Aim of the exercise:
Give every line back verbatim, dropping all images.

Data supplied:
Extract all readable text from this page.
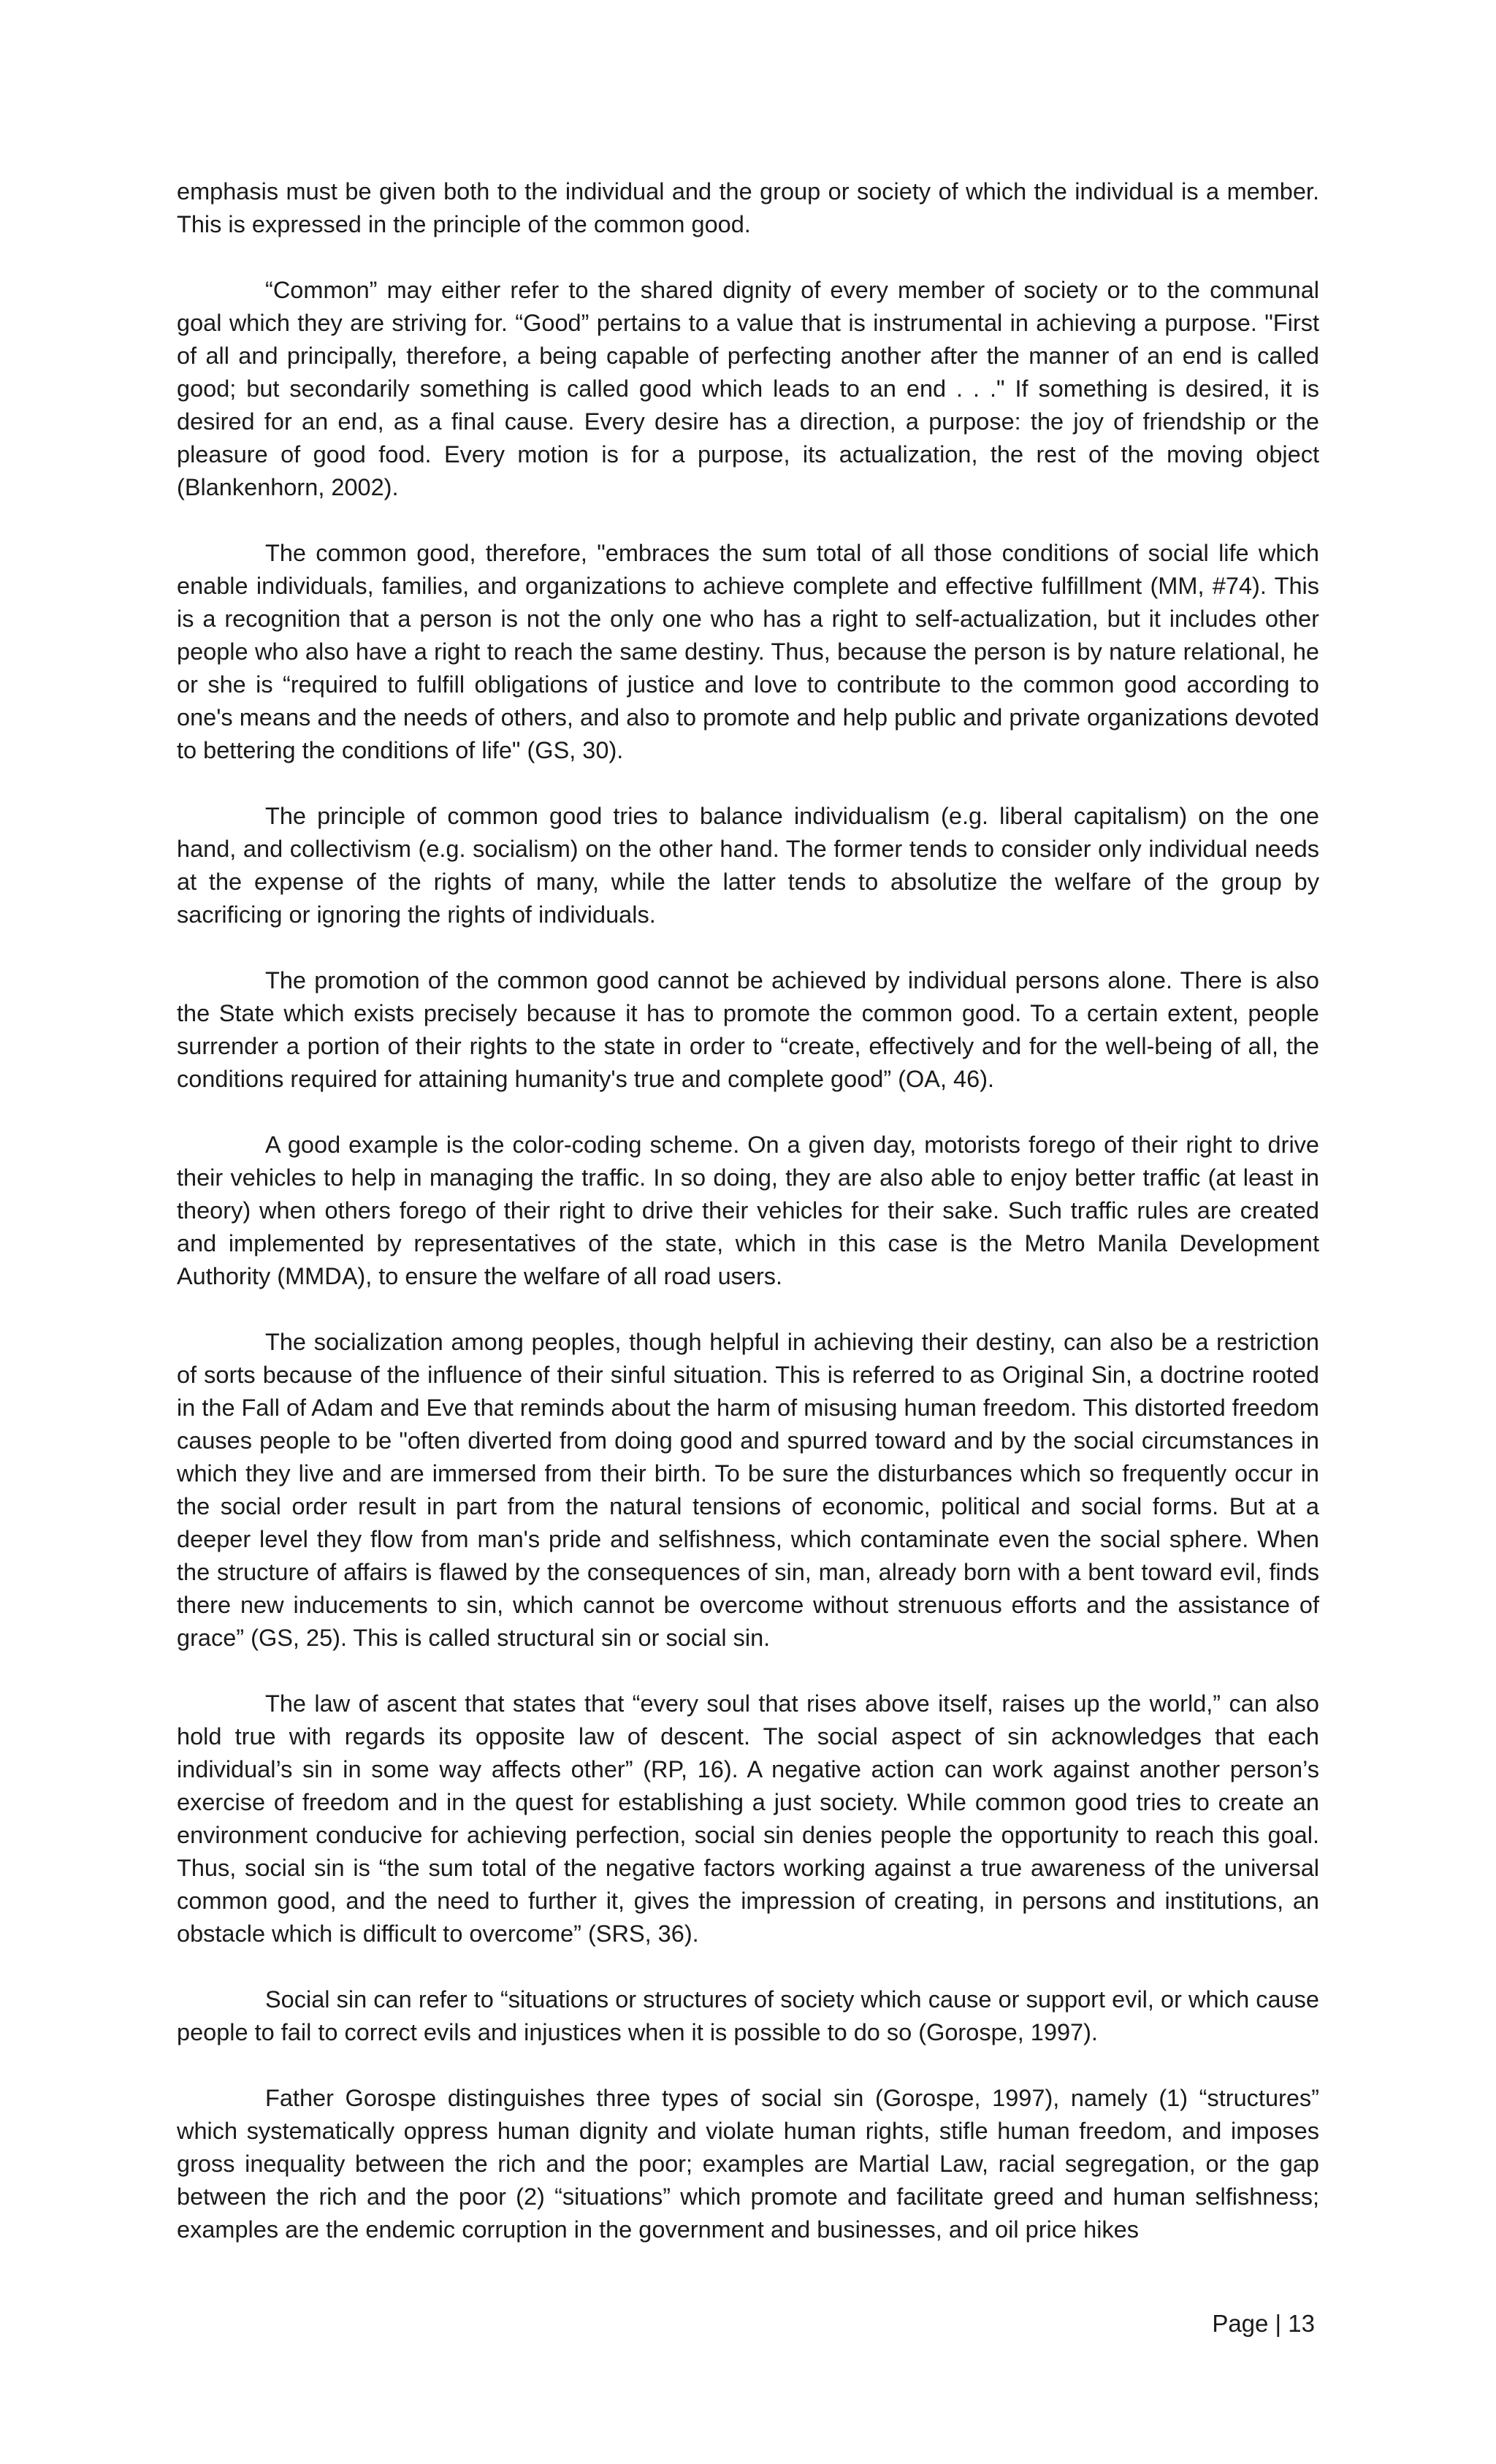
emphasis must be given both to the individual and the group or society of which the individual is a member. This is expressed in the principle of the common good.

“Common” may either refer to the shared dignity of every member of society or to the communal goal which they are striving for. “Good” pertains to a value that is instrumental in achieving a purpose. "First of all and principally, therefore, a being capable of perfecting another after the manner of an end is called good; but secondarily something is called good which leads to an end . . ." If something is desired, it is desired for an end, as a final cause. Every desire has a direction, a purpose: the joy of friendship or the pleasure of good food. Every motion is for a purpose, its actualization, the rest of the moving object (Blankenhorn, 2002).

The common good, therefore, "embraces the sum total of all those conditions of social life which enable individuals, families, and organizations to achieve complete and effective fulfillment (MM, #74). This is a recognition that a person is not the only one who has a right to self-actualization, but it includes other people who also have a right to reach the same destiny. Thus, because the person is by nature relational, he or she is “required to fulfill obligations of justice and love to contribute to the common good according to one's means and the needs of others, and also to promote and help public and private organizations devoted to bettering the conditions of life" (GS, 30).

The principle of common good tries to balance individualism (e.g. liberal capitalism) on the one hand, and collectivism (e.g. socialism) on the other hand. The former tends to consider only individual needs at the expense of the rights of many, while the latter tends to absolutize the welfare of the group by sacrificing or ignoring the rights of individuals.

The promotion of the common good cannot be achieved by individual persons alone. There is also the State which exists precisely because it has to promote the common good. To a certain extent, people surrender a portion of their rights to the state in order to “create, effectively and for the well-being of all, the conditions required for attaining humanity's true and complete good” (OA, 46).

A good example is the color-coding scheme. On a given day, motorists forego of their right to drive their vehicles to help in managing the traffic. In so doing, they are also able to enjoy better traffic (at least in theory) when others forego of their right to drive their vehicles for their sake. Such traffic rules are created and implemented by representatives of the state, which in this case is the Metro Manila Development Authority (MMDA), to ensure the welfare of all road users.

The socialization among peoples, though helpful in achieving their destiny, can also be a restriction of sorts because of the influence of their sinful situation. This is referred to as Original Sin, a doctrine rooted in the Fall of Adam and Eve that reminds about the harm of misusing human freedom. This distorted freedom causes people to be "often diverted from doing good and spurred toward and by the social circumstances in which they live and are immersed from their birth. To be sure the disturbances which so frequently occur in the social order result in part from the natural tensions of economic, political and social forms. But at a deeper level they flow from man's pride and selfishness, which contaminate even the social sphere. When the structure of affairs is flawed by the consequences of sin, man, already born with a bent toward evil, finds there new inducements to sin, which cannot be overcome without strenuous efforts and the assistance of grace” (GS, 25). This is called structural sin or social sin.

The law of ascent that states that “every soul that rises above itself, raises up the world,” can also hold true with regards its opposite law of descent. The social aspect of sin acknowledges that each individual’s sin in some way affects other” (RP, 16). A negative action can work against another person’s exercise of freedom and in the quest for establishing a just society. While common good tries to create an environment conducive for achieving perfection, social sin denies people the opportunity to reach this goal. Thus, social sin is “the sum total of the negative factors working against a true awareness of the universal common good, and the need to further it, gives the impression of creating, in persons and institutions, an obstacle which is difficult to overcome” (SRS, 36).

Social sin can refer to “situations or structures of society which cause or support evil, or which cause people to fail to correct evils and injustices when it is possible to do so (Gorospe, 1997).

Father Gorospe distinguishes three types of social sin (Gorospe, 1997), namely (1) “structures” which systematically oppress human dignity and violate human rights, stifle human freedom, and imposes gross inequality between the rich and the poor; examples are Martial Law, racial segregation, or the gap between the rich and the poor (2) “situations” which promote and facilitate greed and human selfishness; examples are the endemic corruption in the government and businesses, and oil price hikes

Page | 13
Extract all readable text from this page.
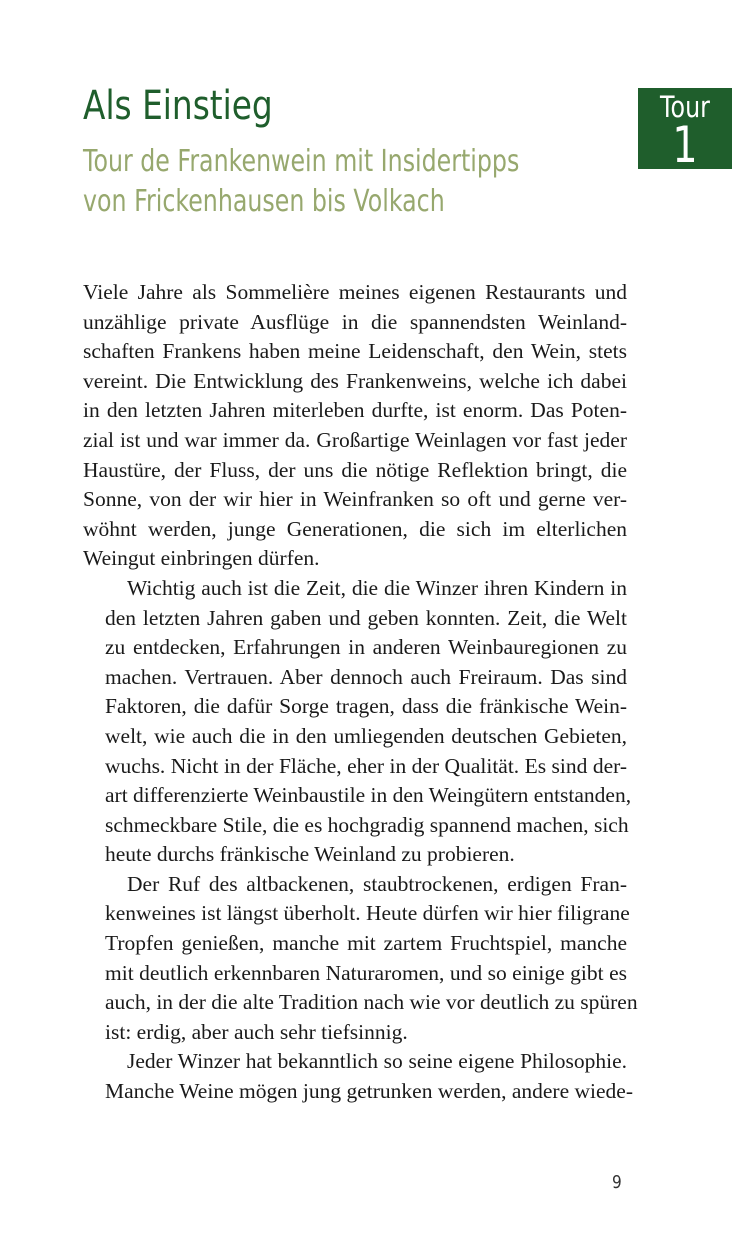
Tour
1
Als Einstieg
Tour de Frankenwein mit Insidertipps
von Frickenhausen bis Volkach

Viele Jahre als Sommelière meines eigenen Restaurants und
unzählige private Ausflüge in die spannendsten Weinland-
schaften Frankens haben meine Leidenschaft, den Wein, stets
vereint. Die Entwicklung des Frankenweins, welche ich dabei
in den letzten Jahren miterleben durfte, ist enorm. Das Poten-
zial ist und war immer da. Großartige Weinlagen vor fast jeder
Haustüre, der Fluss, der uns die nötige Reflektion bringt, die
Sonne, von der wir hier in Weinfranken so oft und gerne ver-
wöhnt werden, junge Generationen, die sich im elterlichen
Weingut einbringen dürfen.

Wichtig auch ist die Zeit, die die Winzer ihren Kindern in
den letzten Jahren gaben und geben konnten. Zeit, die Welt
zu entdecken, Erfahrungen in anderen Weinbauregionen zu
machen. Vertrauen. Aber dennoch auch Freiraum. Das sind
Faktoren, die dafür Sorge tragen, dass die fränkische Wein-
welt, wie auch die in den umliegenden deutschen Gebieten,
wuchs. Nicht in der Fläche, eher in der Qualität. Es sind der-
art differenzierte Weinbaustile in den Weingütern entstanden,
schmeckbare Stile, die es hochgradig spannend machen, sich
heute durchs fränkische Weinland zu probieren.

Der Ruf des altbackenen, staubtrockenen, erdigen Fran-
kenweines ist längst überholt. Heute dürfen wir hier filigrane
Tropfen genießen, manche mit zartem Fruchtspiel, manche
mit deutlich erkennbaren Naturaromen, und so einige gibt es
auch, in der die alte Tradition nach wie vor deutlich zu spüren
ist: erdig, aber auch sehr tiefsinnig.

Jeder Winzer hat bekanntlich so seine eigene Philosophie.
Manche Weine mögen jung getrunken werden, andere wiede-

9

Output below:
Extract all readable text from this page.
emphasis must be given both to the individual and the group or society of which the individual is a member. This is expressed in the principle of the common good.

“Common” may either refer to the shared dignity of every member of society or to the communal goal which they are striving for. “Good” pertains to a value that is instrumental in achieving a purpose. "First of all and principally, therefore, a being capable of perfecting another after the manner of an end is called good; but secondarily something is called good which leads to an end . . ." If something is desired, it is desired for an end, as a final cause. Every desire has a direction, a purpose: the joy of friendship or the pleasure of good food. Every motion is for a purpose, its actualization, the rest of the moving object (Blankenhorn, 2002).

The common good, therefore, "embraces the sum total of all those conditions of social life which enable individuals, families, and organizations to achieve complete and effective fulfillment (MM, #74). This is a recognition that a person is not the only one who has a right to self-actualization, but it includes other people who also have a right to reach the same destiny. Thus, because the person is by nature relational, he or she is “required to fulfill obligations of justice and love to contribute to the common good according to one's means and the needs of others, and also to promote and help public and private organizations devoted to bettering the conditions of life" (GS, 30).

The principle of common good tries to balance individualism (e.g. liberal capitalism) on the one hand, and collectivism (e.g. socialism) on the other hand. The former tends to consider only individual needs at the expense of the rights of many, while the latter tends to absolutize the welfare of the group by sacrificing or ignoring the rights of individuals.

The promotion of the common good cannot be achieved by individual persons alone. There is also the State which exists precisely because it has to promote the common good. To a certain extent, people surrender a portion of their rights to the state in order to “create, effectively and for the well-being of all, the conditions required for attaining humanity's true and complete good” (OA, 46).

A good example is the color-coding scheme. On a given day, motorists forego of their right to drive their vehicles to help in managing the traffic. In so doing, they are also able to enjoy better traffic (at least in theory) when others forego of their right to drive their vehicles for their sake. Such traffic rules are created and implemented by representatives of the state, which in this case is the Metro Manila Development Authority (MMDA), to ensure the welfare of all road users.

The socialization among peoples, though helpful in achieving their destiny, can also be a restriction of sorts because of the influence of their sinful situation. This is referred to as Original Sin, a doctrine rooted in the Fall of Adam and Eve that reminds about the harm of misusing human freedom. This distorted freedom causes people to be "often diverted from doing good and spurred toward and by the social circumstances in which they live and are immersed from their birth. To be sure the disturbances which so frequently occur in the social order result in part from the natural tensions of economic, political and social forms. But at a deeper level they flow from man's pride and selfishness, which contaminate even the social sphere. When the structure of affairs is flawed by the consequences of sin, man, already born with a bent toward evil, finds there new inducements to sin, which cannot be overcome without strenuous efforts and the assistance of grace” (GS, 25). This is called structural sin or social sin.

The law of ascent that states that “every soul that rises above itself, raises up the world,” can also hold true with regards its opposite law of descent. The social aspect of sin acknowledges that each individual’s sin in some way affects other” (RP, 16). A negative action can work against another person’s exercise of freedom and in the quest for establishing a just society. While common good tries to create an environment conducive for achieving perfection, social sin denies people the opportunity to reach this goal. Thus, social sin is “the sum total of the negative factors working against a true awareness of the universal common good, and the need to further it, gives the impression of creating, in persons and institutions, an obstacle which is difficult to overcome” (SRS, 36).

Social sin can refer to “situations or structures of society which cause or support evil, or which cause people to fail to correct evils and injustices when it is possible to do so (Gorospe, 1997).

Father Gorospe distinguishes three types of social sin (Gorospe, 1997), namely (1) “structures” which systematically oppress human dignity and violate human rights, stifle human freedom, and imposes gross inequality between the rich and the poor; examples are Martial Law, racial segregation, or the gap between the rich and the poor (2) “situations” which promote and facilitate greed and human selfishness; examples are the endemic corruption in the government and businesses, and oil price hikes

Page | 13
Extract all readable text from this page.
Tour
1
Als Einstieg
Tour de Frankenwein mit Insidertipps
von Frickenhausen bis Volkach

Viele Jahre als Sommelière meines eigenen Restaurants und
unzählige private Ausflüge in die spannendsten Weinland-
schaften Frankens haben meine Leidenschaft, den Wein, stets
vereint. Die Entwicklung des Frankenweins, welche ich dabei
in den letzten Jahren miterleben durfte, ist enorm. Das Poten-
zial ist und war immer da. Großartige Weinlagen vor fast jeder
Haustüre, der Fluss, der uns die nötige Reflektion bringt, die
Sonne, von der wir hier in Weinfranken so oft und gerne ver-
wöhnt werden, junge Generationen, die sich im elterlichen
Weingut einbringen dürfen.

Wichtig auch ist die Zeit, die die Winzer ihren Kindern in
den letzten Jahren gaben und geben konnten. Zeit, die Welt
zu entdecken, Erfahrungen in anderen Weinbauregionen zu
machen. Vertrauen. Aber dennoch auch Freiraum. Das sind
Faktoren, die dafür Sorge tragen, dass die fränkische Wein-
welt, wie auch die in den umliegenden deutschen Gebieten,
wuchs. Nicht in der Fläche, eher in der Qualität. Es sind der-
art differenzierte Weinbaustile in den Weingütern entstanden,
schmeckbare Stile, die es hochgradig spannend machen, sich
heute durchs fränkische Weinland zu probieren.

Der Ruf des altbackenen, staubtrockenen, erdigen Fran-
kenweines ist längst überholt. Heute dürfen wir hier filigrane
Tropfen genießen, manche mit zartem Fruchtspiel, manche
mit deutlich erkennbaren Naturaromen, und so einige gibt es
auch, in der die alte Tradition nach wie vor deutlich zu spüren
ist: erdig, aber auch sehr tiefsinnig.

Jeder Winzer hat bekanntlich so seine eigene Philosophie.
Manche Weine mögen jung getrunken werden, andere wiede-

9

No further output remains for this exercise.